Start Records for the exercise
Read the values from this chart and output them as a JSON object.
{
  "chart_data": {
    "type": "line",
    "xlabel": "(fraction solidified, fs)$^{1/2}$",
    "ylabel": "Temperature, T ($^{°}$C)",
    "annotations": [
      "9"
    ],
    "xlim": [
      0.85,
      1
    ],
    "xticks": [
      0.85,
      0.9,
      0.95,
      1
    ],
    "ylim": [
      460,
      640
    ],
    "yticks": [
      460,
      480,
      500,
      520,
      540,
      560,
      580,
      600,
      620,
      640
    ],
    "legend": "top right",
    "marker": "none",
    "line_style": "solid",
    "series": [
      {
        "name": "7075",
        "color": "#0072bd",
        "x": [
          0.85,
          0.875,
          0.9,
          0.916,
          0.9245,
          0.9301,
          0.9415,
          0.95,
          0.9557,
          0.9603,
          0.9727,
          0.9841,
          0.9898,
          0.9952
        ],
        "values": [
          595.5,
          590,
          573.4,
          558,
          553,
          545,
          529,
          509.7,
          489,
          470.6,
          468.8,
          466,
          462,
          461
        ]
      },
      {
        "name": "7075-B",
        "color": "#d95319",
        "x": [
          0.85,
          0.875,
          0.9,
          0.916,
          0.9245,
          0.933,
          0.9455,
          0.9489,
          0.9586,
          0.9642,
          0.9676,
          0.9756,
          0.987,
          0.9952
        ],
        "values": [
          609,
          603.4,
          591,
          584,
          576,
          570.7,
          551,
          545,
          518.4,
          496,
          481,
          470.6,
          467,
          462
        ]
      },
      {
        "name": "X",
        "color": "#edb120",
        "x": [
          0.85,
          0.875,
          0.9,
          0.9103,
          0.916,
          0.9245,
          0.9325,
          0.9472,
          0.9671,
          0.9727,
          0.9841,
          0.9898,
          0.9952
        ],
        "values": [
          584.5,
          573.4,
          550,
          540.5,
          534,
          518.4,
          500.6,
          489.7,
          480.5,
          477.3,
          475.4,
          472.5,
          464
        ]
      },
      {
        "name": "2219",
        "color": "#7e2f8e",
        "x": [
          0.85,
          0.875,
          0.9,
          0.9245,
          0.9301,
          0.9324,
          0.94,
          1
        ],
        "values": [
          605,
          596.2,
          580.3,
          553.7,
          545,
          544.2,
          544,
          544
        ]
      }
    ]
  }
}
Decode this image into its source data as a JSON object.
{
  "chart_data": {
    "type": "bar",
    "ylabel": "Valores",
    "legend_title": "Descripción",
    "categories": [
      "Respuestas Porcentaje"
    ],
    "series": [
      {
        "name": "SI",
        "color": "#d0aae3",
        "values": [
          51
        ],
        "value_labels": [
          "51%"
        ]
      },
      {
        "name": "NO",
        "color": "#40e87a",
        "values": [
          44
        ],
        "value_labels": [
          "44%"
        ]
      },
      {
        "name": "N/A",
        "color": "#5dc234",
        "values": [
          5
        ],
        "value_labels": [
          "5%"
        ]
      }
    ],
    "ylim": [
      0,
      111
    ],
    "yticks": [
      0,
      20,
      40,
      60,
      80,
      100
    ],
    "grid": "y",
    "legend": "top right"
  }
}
End Records for the exercise
▶ **The problem**:
From the entries above, copy every line that holds the word "color".

▶ **Task response**:
        "color": "#0072bd",
        "color": "#d95319",
        "color": "#edb120",
        "color": "#7e2f8e",
        "color": "#d0aae3",
        "color": "#40e87a",
        "color": "#5dc234",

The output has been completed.